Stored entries
________

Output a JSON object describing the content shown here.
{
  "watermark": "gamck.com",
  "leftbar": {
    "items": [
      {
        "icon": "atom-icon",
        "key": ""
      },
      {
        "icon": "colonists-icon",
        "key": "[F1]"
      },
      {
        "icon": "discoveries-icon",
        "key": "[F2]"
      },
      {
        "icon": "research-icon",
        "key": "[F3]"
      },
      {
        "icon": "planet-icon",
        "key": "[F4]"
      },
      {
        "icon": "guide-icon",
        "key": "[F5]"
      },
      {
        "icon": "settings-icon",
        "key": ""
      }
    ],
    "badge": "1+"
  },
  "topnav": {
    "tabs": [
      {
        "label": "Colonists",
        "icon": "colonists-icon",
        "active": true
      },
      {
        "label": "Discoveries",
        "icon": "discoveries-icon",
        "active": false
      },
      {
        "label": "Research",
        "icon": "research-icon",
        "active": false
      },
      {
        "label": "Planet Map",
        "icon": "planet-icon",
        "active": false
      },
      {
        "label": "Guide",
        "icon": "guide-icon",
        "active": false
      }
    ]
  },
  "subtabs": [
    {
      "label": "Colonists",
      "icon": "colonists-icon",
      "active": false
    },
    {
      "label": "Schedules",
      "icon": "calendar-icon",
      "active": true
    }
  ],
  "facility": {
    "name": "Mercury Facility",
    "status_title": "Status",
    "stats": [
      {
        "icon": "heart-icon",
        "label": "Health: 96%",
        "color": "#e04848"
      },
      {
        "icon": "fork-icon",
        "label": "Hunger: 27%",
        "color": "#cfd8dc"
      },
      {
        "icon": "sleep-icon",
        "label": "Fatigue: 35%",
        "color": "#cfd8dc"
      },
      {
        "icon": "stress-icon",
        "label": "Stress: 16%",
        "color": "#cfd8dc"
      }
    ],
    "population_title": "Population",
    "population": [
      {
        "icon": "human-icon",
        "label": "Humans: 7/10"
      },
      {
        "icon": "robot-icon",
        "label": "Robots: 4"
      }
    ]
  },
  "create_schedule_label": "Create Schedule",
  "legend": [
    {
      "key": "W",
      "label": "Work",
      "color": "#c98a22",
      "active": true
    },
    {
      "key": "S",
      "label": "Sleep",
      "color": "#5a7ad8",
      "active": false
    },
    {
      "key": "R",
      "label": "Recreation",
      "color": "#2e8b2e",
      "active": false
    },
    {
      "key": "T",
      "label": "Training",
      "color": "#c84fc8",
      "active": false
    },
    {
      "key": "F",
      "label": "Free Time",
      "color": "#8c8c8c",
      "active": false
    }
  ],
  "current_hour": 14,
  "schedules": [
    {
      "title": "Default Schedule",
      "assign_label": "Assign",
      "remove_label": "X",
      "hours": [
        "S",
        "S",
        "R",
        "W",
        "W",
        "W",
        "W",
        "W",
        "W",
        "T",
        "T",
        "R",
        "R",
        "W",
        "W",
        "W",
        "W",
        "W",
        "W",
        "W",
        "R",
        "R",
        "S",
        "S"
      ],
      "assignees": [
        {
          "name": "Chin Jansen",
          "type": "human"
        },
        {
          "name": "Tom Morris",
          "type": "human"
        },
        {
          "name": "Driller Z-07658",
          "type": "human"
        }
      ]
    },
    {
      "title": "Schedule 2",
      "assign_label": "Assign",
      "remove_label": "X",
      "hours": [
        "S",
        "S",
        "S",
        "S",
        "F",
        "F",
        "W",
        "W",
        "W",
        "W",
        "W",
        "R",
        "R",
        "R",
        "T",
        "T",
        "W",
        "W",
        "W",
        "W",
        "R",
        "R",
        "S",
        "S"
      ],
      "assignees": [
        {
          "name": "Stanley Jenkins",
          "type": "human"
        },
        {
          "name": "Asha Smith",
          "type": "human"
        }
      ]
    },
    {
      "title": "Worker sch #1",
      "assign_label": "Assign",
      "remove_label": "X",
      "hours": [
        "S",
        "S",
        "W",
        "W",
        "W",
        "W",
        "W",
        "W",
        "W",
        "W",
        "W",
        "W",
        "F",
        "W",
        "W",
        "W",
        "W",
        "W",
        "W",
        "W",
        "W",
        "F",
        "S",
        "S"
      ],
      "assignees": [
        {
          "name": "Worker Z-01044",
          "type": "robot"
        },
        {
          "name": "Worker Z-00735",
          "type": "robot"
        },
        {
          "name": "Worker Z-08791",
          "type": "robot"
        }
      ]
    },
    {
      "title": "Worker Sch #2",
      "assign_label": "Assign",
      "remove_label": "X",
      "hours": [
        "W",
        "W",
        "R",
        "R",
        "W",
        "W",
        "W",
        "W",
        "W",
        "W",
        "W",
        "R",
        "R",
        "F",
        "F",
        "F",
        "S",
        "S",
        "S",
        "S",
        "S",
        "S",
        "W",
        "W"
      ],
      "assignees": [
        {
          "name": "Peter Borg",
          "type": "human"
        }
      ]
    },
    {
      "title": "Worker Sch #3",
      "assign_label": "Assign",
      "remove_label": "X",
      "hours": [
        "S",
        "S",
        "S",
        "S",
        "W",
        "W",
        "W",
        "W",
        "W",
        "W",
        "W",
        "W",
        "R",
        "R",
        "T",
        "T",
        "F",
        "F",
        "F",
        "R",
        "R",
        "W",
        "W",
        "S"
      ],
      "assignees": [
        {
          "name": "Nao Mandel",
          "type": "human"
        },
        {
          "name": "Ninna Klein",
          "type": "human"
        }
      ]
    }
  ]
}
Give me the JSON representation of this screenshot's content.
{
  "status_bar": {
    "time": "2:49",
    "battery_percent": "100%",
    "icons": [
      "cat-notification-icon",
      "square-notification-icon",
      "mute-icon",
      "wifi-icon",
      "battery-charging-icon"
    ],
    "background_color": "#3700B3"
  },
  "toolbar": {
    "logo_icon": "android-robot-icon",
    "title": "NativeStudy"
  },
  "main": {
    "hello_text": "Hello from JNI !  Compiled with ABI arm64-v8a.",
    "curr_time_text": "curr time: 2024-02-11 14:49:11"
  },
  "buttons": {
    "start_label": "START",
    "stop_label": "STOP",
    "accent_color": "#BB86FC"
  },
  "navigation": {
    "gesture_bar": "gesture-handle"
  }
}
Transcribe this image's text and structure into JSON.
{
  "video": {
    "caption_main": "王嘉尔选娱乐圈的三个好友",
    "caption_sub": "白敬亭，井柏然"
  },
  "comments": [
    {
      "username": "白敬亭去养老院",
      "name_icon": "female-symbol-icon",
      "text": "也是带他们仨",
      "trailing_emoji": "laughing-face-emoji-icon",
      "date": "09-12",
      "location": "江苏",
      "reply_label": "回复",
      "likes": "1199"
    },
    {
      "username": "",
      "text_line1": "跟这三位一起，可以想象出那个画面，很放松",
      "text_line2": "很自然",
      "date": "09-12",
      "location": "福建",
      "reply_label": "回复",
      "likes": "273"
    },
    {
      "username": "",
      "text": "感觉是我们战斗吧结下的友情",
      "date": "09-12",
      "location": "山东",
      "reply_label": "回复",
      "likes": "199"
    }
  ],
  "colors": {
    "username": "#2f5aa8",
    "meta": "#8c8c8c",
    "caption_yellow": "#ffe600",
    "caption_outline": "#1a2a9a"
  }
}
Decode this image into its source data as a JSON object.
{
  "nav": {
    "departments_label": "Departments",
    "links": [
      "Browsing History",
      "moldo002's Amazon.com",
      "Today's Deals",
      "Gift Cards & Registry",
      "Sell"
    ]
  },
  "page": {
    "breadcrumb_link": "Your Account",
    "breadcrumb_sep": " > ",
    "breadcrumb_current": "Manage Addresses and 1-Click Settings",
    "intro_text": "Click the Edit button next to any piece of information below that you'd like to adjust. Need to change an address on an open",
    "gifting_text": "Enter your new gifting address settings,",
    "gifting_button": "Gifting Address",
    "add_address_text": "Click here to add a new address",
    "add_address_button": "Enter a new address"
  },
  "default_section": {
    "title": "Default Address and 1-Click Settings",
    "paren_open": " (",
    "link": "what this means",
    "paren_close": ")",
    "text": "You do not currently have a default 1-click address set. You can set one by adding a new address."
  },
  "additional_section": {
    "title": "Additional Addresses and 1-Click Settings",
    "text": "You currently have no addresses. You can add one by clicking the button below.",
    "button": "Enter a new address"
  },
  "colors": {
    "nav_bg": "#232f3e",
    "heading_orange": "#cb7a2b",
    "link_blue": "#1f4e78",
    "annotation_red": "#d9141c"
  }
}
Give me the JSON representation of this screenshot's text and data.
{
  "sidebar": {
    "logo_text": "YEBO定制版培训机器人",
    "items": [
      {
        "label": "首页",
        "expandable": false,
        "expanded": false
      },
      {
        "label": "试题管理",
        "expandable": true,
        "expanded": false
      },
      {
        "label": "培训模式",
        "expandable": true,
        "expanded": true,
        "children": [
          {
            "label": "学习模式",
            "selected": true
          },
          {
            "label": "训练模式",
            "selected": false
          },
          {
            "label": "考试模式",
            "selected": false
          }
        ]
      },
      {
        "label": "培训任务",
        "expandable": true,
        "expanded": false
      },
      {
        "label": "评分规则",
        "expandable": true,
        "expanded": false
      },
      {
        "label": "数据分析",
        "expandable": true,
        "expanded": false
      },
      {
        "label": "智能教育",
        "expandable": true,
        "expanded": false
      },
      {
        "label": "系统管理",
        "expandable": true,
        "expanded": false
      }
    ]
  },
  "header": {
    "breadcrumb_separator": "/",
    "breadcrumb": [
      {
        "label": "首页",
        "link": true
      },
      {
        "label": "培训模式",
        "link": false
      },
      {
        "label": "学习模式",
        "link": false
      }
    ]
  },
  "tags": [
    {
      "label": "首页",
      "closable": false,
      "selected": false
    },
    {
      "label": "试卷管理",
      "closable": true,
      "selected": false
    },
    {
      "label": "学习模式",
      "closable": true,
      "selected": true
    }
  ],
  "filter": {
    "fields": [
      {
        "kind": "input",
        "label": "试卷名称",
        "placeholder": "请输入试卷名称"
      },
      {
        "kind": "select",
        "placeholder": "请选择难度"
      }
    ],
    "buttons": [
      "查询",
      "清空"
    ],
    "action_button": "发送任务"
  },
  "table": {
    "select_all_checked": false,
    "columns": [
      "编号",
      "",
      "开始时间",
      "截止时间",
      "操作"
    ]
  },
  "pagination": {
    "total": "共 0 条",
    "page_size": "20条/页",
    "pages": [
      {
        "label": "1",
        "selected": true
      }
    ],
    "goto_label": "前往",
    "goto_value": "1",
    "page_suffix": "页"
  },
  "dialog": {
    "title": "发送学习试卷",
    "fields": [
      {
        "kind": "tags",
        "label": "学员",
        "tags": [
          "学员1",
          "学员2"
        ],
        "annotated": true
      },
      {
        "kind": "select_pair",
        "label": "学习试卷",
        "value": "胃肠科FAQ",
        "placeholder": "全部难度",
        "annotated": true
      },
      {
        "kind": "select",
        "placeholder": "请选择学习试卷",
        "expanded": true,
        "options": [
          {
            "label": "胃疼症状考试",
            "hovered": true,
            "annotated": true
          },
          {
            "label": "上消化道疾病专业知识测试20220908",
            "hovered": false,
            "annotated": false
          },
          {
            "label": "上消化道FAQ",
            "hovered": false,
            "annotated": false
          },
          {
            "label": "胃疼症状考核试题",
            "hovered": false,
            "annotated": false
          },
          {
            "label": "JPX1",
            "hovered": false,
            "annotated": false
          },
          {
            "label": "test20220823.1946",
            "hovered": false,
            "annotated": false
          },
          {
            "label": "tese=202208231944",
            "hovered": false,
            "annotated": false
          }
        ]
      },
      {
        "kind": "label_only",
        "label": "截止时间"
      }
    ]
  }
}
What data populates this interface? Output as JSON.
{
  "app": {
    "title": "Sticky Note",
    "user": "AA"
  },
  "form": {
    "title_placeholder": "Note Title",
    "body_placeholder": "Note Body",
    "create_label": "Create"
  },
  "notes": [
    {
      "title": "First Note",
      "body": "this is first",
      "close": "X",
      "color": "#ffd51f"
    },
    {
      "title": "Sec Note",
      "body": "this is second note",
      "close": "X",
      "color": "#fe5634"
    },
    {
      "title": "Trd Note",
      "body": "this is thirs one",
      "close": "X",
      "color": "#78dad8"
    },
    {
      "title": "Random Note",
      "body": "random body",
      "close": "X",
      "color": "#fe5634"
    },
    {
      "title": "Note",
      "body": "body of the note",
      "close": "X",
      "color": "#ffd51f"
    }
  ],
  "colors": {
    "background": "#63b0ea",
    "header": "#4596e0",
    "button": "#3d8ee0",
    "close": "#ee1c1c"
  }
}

________

**What to do**
Take the line that contains "What data populates" and each line after it down to the last of the records, and retype them exactly; add nothing else.

**Response to this task**
What data populates this interface? Output as JSON.
{
  "app": {
    "title": "Sticky Note",
    "user": "AA"
  },
  "form": {
    "title_placeholder": "Note Title",
    "body_placeholder": "Note Body",
    "create_label": "Create"
  },
  "notes": [
    {
      "title": "First Note",
      "body": "this is first",
      "close": "X",
      "color": "#ffd51f"
    },
    {
      "title": "Sec Note",
      "body": "this is second note",
      "close": "X",
      "color": "#fe5634"
    },
    {
      "title": "Trd Note",
      "body": "this is thirs one",
      "close": "X",
      "color": "#78dad8"
    },
    {
      "title": "Random Note",
      "body": "random body",
      "close": "X",
      "color": "#fe5634"
    },
    {
      "title": "Note",
      "body": "body of the note",
      "close": "X",
      "color": "#ffd51f"
    }
  ],
  "colors": {
    "background": "#63b0ea",
    "header": "#4596e0",
    "button": "#3d8ee0",
    "close": "#ee1c1c"
  }
}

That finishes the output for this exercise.